Dataset listings of figures:
══════

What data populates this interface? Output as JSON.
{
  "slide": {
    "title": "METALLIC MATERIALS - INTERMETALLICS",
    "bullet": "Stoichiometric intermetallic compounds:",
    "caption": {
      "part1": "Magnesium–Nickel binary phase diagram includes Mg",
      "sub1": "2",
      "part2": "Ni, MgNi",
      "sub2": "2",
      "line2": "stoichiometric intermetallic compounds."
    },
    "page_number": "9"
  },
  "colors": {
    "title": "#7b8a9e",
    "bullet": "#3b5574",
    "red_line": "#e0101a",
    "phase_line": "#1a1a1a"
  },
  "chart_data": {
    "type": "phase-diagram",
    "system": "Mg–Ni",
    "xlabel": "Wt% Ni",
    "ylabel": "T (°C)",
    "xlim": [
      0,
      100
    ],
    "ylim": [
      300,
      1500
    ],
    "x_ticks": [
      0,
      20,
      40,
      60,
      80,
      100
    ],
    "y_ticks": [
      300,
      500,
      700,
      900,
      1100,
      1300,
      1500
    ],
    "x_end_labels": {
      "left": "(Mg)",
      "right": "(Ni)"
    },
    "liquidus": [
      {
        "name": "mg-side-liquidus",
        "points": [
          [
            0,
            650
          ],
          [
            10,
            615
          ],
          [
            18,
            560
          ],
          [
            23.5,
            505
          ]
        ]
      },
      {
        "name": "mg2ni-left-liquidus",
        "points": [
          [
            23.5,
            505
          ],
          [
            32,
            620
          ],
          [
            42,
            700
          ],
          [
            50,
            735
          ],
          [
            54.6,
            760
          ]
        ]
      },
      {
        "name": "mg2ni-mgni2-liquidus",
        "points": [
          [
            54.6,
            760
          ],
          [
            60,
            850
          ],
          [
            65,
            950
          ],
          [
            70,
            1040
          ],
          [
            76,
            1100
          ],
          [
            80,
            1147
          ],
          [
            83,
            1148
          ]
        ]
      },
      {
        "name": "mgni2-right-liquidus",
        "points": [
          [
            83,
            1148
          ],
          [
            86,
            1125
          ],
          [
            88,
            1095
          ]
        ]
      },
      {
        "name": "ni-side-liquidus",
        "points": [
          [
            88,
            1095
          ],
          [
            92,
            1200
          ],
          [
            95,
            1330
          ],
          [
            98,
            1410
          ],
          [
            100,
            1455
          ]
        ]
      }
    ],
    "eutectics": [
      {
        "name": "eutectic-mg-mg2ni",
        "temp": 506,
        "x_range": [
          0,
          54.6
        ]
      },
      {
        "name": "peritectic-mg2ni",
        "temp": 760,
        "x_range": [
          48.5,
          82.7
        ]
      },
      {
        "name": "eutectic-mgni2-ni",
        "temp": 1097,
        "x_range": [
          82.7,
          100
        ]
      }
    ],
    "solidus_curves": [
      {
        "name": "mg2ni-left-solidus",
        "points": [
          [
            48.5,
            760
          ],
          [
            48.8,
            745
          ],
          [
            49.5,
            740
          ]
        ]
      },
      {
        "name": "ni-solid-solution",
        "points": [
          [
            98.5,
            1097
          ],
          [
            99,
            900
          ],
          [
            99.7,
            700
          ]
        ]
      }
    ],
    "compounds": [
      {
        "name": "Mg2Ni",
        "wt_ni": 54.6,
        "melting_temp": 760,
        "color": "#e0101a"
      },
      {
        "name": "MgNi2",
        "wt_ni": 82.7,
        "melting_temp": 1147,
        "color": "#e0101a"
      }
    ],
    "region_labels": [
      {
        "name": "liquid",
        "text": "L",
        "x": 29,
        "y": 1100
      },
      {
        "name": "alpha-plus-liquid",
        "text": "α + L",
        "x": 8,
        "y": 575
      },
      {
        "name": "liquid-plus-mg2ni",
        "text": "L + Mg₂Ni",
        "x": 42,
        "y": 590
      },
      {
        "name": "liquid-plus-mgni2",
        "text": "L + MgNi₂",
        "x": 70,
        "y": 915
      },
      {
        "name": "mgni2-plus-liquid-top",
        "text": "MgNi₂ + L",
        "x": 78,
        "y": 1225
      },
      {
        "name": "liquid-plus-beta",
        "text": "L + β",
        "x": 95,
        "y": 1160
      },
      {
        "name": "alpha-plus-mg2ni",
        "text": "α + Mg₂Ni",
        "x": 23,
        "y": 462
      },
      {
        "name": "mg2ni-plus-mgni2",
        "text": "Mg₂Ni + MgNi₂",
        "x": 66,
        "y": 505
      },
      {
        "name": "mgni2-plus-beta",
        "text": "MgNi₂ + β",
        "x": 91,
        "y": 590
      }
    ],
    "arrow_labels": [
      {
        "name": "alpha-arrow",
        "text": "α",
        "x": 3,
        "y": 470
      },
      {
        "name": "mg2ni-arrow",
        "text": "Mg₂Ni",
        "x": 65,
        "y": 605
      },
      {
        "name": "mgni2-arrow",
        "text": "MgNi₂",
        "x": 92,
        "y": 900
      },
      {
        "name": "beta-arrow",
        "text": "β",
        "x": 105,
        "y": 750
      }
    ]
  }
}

══════

__Work to do__:
Retype the records that precede this task, keeping them exactly the same.

__Exercise solution__:
What data populates this interface? Output as JSON.
{
  "slide": {
    "title": "METALLIC MATERIALS - INTERMETALLICS",
    "bullet": "Stoichiometric intermetallic compounds:",
    "caption": {
      "part1": "Magnesium–Nickel binary phase diagram includes Mg",
      "sub1": "2",
      "part2": "Ni, MgNi",
      "sub2": "2",
      "line2": "stoichiometric intermetallic compounds."
    },
    "page_number": "9"
  },
  "colors": {
    "title": "#7b8a9e",
    "bullet": "#3b5574",
    "red_line": "#e0101a",
    "phase_line": "#1a1a1a"
  },
  "chart_data": {
    "type": "phase-diagram",
    "system": "Mg–Ni",
    "xlabel": "Wt% Ni",
    "ylabel": "T (°C)",
    "xlim": [
      0,
      100
    ],
    "ylim": [
      300,
      1500
    ],
    "x_ticks": [
      0,
      20,
      40,
      60,
      80,
      100
    ],
    "y_ticks": [
      300,
      500,
      700,
      900,
      1100,
      1300,
      1500
    ],
    "x_end_labels": {
      "left": "(Mg)",
      "right": "(Ni)"
    },
    "liquidus": [
      {
        "name": "mg-side-liquidus",
        "points": [
          [
            0,
            650
          ],
          [
            10,
            615
          ],
          [
            18,
            560
          ],
          [
            23.5,
            505
          ]
        ]
      },
      {
        "name": "mg2ni-left-liquidus",
        "points": [
          [
            23.5,
            505
          ],
          [
            32,
            620
          ],
          [
            42,
            700
          ],
          [
            50,
            735
          ],
          [
            54.6,
            760
          ]
        ]
      },
      {
        "name": "mg2ni-mgni2-liquidus",
        "points": [
          [
            54.6,
            760
          ],
          [
            60,
            850
          ],
          [
            65,
            950
          ],
          [
            70,
            1040
          ],
          [
            76,
            1100
          ],
          [
            80,
            1147
          ],
          [
            83,
            1148
          ]
        ]
      },
      {
        "name": "mgni2-right-liquidus",
        "points": [
          [
            83,
            1148
          ],
          [
            86,
            1125
          ],
          [
            88,
            1095
          ]
        ]
      },
      {
        "name": "ni-side-liquidus",
        "points": [
          [
            88,
            1095
          ],
          [
            92,
            1200
          ],
          [
            95,
            1330
          ],
          [
            98,
            1410
          ],
          [
            100,
            1455
          ]
        ]
      }
    ],
    "eutectics": [
      {
        "name": "eutectic-mg-mg2ni",
        "temp": 506,
        "x_range": [
          0,
          54.6
        ]
      },
      {
        "name": "peritectic-mg2ni",
        "temp": 760,
        "x_range": [
          48.5,
          82.7
        ]
      },
      {
        "name": "eutectic-mgni2-ni",
        "temp": 1097,
        "x_range": [
          82.7,
          100
        ]
      }
    ],
    "solidus_curves": [
      {
        "name": "mg2ni-left-solidus",
        "points": [
          [
            48.5,
            760
          ],
          [
            48.8,
            745
          ],
          [
            49.5,
            740
          ]
        ]
      },
      {
        "name": "ni-solid-solution",
        "points": [
          [
            98.5,
            1097
          ],
          [
            99,
            900
          ],
          [
            99.7,
            700
          ]
        ]
      }
    ],
    "compounds": [
      {
        "name": "Mg2Ni",
        "wt_ni": 54.6,
        "melting_temp": 760,
        "color": "#e0101a"
      },
      {
        "name": "MgNi2",
        "wt_ni": 82.7,
        "melting_temp": 1147,
        "color": "#e0101a"
      }
    ],
    "region_labels": [
      {
        "name": "liquid",
        "text": "L",
        "x": 29,
        "y": 1100
      },
      {
        "name": "alpha-plus-liquid",
        "text": "α + L",
        "x": 8,
        "y": 575
      },
      {
        "name": "liquid-plus-mg2ni",
        "text": "L + Mg₂Ni",
        "x": 42,
        "y": 590
      },
      {
        "name": "liquid-plus-mgni2",
        "text": "L + MgNi₂",
        "x": 70,
        "y": 915
      },
      {
        "name": "mgni2-plus-liquid-top",
        "text": "MgNi₂ + L",
        "x": 78,
        "y": 1225
      },
      {
        "name": "liquid-plus-beta",
        "text": "L + β",
        "x": 95,
        "y": 1160
      },
      {
        "name": "alpha-plus-mg2ni",
        "text": "α + Mg₂Ni",
        "x": 23,
        "y": 462
      },
      {
        "name": "mg2ni-plus-mgni2",
        "text": "Mg₂Ni + MgNi₂",
        "x": 66,
        "y": 505
      },
      {
        "name": "mgni2-plus-beta",
        "text": "MgNi₂ + β",
        "x": 91,
        "y": 590
      }
    ],
    "arrow_labels": [
      {
        "name": "alpha-arrow",
        "text": "α",
        "x": 3,
        "y": 470
      },
      {
        "name": "mg2ni-arrow",
        "text": "Mg₂Ni",
        "x": 65,
        "y": 605
      },
      {
        "name": "mgni2-arrow",
        "text": "MgNi₂",
        "x": 92,
        "y": 900
      },
      {
        "name": "beta-arrow",
        "text": "β",
        "x": 105,
        "y": 750
      }
    ]
  }
}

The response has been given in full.